[Data tied to figure images]
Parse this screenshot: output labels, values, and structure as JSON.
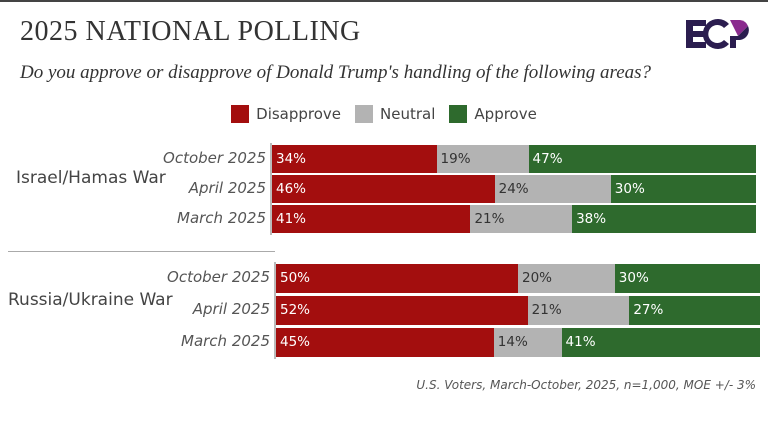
{
  "header": {
    "title": "2025 NATIONAL POLLING",
    "subtitle": "Do you approve or disapprove of Donald Trump's handling of the following areas?",
    "logo_text": "ECP"
  },
  "footer": "U.S. Voters, March-October, 2025, n=1,000, MOE +/- 3%",
  "chart_data": {
    "type": "bar",
    "stacked": true,
    "orientation": "horizontal",
    "legend": {
      "placement": "top",
      "entries": [
        "Disapprove",
        "Neutral",
        "Approve"
      ]
    },
    "colors": {
      "Disapprove": "#a30e0e",
      "Neutral": "#b3b3b3",
      "Approve": "#2e6a2d"
    },
    "groups": [
      {
        "label": "Israel/Hamas War",
        "rows": [
          {
            "period": "October 2025",
            "values": [
              34,
              19,
              47
            ],
            "labels": [
              "34%",
              "19%",
              "47%"
            ]
          },
          {
            "period": "April 2025",
            "values": [
              46,
              24,
              30
            ],
            "labels": [
              "46%",
              "24%",
              "30%"
            ]
          },
          {
            "period": "March 2025",
            "values": [
              41,
              21,
              38
            ],
            "labels": [
              "41%",
              "21%",
              "38%"
            ]
          }
        ]
      },
      {
        "label": "Russia/Ukraine War",
        "rows": [
          {
            "period": "October 2025",
            "values": [
              50,
              20,
              30
            ],
            "labels": [
              "50%",
              "20%",
              "30%"
            ]
          },
          {
            "period": "April 2025",
            "values": [
              52,
              21,
              27
            ],
            "labels": [
              "52%",
              "21%",
              "27%"
            ]
          },
          {
            "period": "March 2025",
            "values": [
              45,
              14,
              41
            ],
            "labels": [
              "45%",
              "14%",
              "41%"
            ]
          }
        ]
      }
    ]
  }
}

### The task
The material above holds pictures; copy everything else in it exactly.

### Exercise output
Parse this screenshot: output labels, values, and structure as JSON.
{
  "header": {
    "title": "2025 NATIONAL POLLING",
    "subtitle": "Do you approve or disapprove of Donald Trump's handling of the following areas?",
    "logo_text": "ECP"
  },
  "footer": "U.S. Voters, March-October, 2025, n=1,000, MOE +/- 3%",
  "chart_data": {
    "type": "bar",
    "stacked": true,
    "orientation": "horizontal",
    "legend": {
      "placement": "top",
      "entries": [
        "Disapprove",
        "Neutral",
        "Approve"
      ]
    },
    "colors": {
      "Disapprove": "#a30e0e",
      "Neutral": "#b3b3b3",
      "Approve": "#2e6a2d"
    },
    "groups": [
      {
        "label": "Israel/Hamas War",
        "rows": [
          {
            "period": "October 2025",
            "values": [
              34,
              19,
              47
            ],
            "labels": [
              "34%",
              "19%",
              "47%"
            ]
          },
          {
            "period": "April 2025",
            "values": [
              46,
              24,
              30
            ],
            "labels": [
              "46%",
              "24%",
              "30%"
            ]
          },
          {
            "period": "March 2025",
            "values": [
              41,
              21,
              38
            ],
            "labels": [
              "41%",
              "21%",
              "38%"
            ]
          }
        ]
      },
      {
        "label": "Russia/Ukraine War",
        "rows": [
          {
            "period": "October 2025",
            "values": [
              50,
              20,
              30
            ],
            "labels": [
              "50%",
              "20%",
              "30%"
            ]
          },
          {
            "period": "April 2025",
            "values": [
              52,
              21,
              27
            ],
            "labels": [
              "52%",
              "21%",
              "27%"
            ]
          },
          {
            "period": "March 2025",
            "values": [
              45,
              14,
              41
            ],
            "labels": [
              "45%",
              "14%",
              "41%"
            ]
          }
        ]
      }
    ]
  }
}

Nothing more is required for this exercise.